I'm trying to solve heat equation
$$\nabla^2 u = \frac{1}{k}\frac{\partial u}{\partial t}$$ in the region
$$ a \leq r \leq b, \ \ \ \ 0 \leq \varphi \leq 2\pi, \ \ \ \ 0 \leq \theta \leq \theta_0 $$
with $\theta_0$ a fixed number, with boundary conditions
$$ \frac{\partial u}{\partial r} = 0 \ \ \ \ in \ \ r=a, r=b $$
and $$ \frac{\partial u}{\partial \theta} = 0 \ \ \ \ in \ \ \theta = \theta_0 $$

I have trouble finding the eigenfunctions and eigenvalues associated to $\theta$. Are they the Legendre polynomials? And if they aren't, is it possible to find them analytically?

################

--- Task objective ---
Rewrite the heat equation post from "I'm trying to" to "find them analytically?", swapping "eigenfunctions" for "eigenmodes".

Stored items from a collection
################

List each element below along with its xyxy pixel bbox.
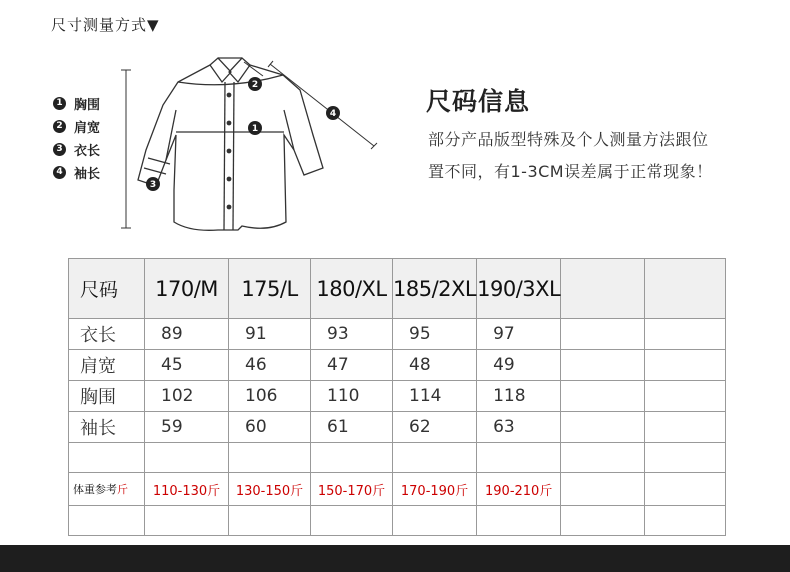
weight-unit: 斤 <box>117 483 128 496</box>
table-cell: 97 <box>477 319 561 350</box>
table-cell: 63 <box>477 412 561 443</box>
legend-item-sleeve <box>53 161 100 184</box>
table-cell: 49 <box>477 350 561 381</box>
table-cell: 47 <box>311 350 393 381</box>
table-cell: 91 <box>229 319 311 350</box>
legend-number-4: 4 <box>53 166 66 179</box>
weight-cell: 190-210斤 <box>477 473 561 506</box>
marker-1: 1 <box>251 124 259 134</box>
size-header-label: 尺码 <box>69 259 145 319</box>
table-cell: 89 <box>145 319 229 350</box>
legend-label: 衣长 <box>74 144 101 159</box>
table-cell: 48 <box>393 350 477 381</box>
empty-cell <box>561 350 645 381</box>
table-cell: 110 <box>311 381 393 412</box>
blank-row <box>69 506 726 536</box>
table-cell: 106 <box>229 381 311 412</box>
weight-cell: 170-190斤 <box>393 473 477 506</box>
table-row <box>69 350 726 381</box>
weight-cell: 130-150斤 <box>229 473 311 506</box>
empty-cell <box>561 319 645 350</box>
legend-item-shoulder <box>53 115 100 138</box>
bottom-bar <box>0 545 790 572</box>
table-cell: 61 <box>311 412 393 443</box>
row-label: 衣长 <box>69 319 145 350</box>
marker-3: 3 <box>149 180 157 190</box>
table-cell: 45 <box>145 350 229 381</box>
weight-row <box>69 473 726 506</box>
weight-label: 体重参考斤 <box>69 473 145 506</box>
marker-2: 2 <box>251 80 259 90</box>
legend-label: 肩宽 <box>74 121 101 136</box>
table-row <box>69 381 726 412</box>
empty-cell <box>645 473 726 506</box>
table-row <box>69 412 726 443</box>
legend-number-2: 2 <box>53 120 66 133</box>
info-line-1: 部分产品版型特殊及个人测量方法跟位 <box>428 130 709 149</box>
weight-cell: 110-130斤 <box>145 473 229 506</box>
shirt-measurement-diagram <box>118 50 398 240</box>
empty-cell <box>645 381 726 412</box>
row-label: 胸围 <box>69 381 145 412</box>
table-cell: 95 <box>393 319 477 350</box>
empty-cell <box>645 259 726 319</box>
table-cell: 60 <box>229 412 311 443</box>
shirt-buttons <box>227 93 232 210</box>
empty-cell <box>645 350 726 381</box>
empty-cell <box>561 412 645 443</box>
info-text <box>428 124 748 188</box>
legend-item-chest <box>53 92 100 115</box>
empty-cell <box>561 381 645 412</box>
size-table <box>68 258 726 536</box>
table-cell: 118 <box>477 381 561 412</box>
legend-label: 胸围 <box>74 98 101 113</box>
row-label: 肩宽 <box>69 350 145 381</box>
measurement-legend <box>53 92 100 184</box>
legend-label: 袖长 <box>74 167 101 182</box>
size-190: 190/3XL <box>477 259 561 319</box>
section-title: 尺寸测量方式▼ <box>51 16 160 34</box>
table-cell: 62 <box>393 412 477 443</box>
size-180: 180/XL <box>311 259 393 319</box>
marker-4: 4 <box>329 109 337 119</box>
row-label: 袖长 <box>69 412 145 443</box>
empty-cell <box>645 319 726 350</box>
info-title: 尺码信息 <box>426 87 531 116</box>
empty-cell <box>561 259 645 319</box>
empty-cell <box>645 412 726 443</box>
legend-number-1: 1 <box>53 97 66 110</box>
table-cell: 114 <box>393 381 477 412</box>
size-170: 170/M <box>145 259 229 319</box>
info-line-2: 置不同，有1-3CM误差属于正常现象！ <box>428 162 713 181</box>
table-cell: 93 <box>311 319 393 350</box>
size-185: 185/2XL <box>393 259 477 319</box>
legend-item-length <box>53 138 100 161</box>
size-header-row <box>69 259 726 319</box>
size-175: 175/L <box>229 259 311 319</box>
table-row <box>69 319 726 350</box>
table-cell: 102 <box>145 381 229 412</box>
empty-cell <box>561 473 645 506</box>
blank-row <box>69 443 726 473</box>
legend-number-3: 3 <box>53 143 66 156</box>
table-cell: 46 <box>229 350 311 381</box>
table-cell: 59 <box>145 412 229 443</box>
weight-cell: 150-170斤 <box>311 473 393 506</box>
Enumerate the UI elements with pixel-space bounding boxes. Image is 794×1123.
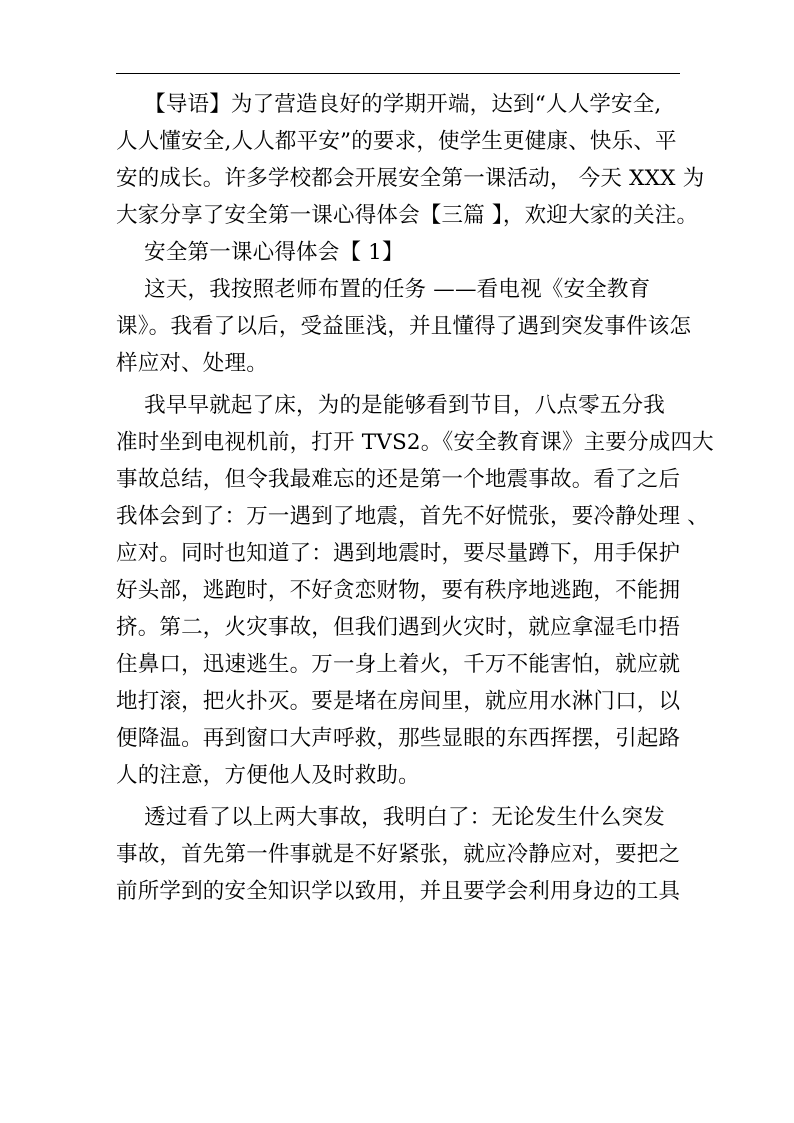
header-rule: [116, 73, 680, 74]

################

--- Response to this exercise ---
I'm trying to solve heat equation
$$\nabla^2 u = \frac{1}{k}\frac{\partial u}{\partial t}$$ in the region
$$ a \leq r \leq b, \ \ \ \ 0 \leq \varphi \leq 2\pi, \ \ \ \ 0 \leq \theta \leq \theta_0 $$
with $\theta_0$ a fixed number, with boundary conditions
$$ \frac{\partial u}{\partial r} = 0 \ \ \ \ in \ \ r=a, r=b $$
and $$ \frac{\partial u}{\partial \theta} = 0 \ \ \ \ in \ \ \theta = \theta_0 $$

I have trouble finding the eigenmodes and eigenvalues associated to $\theta$. Are they the Legendre polynomials? And if they aren't, is it possible to find them analytically?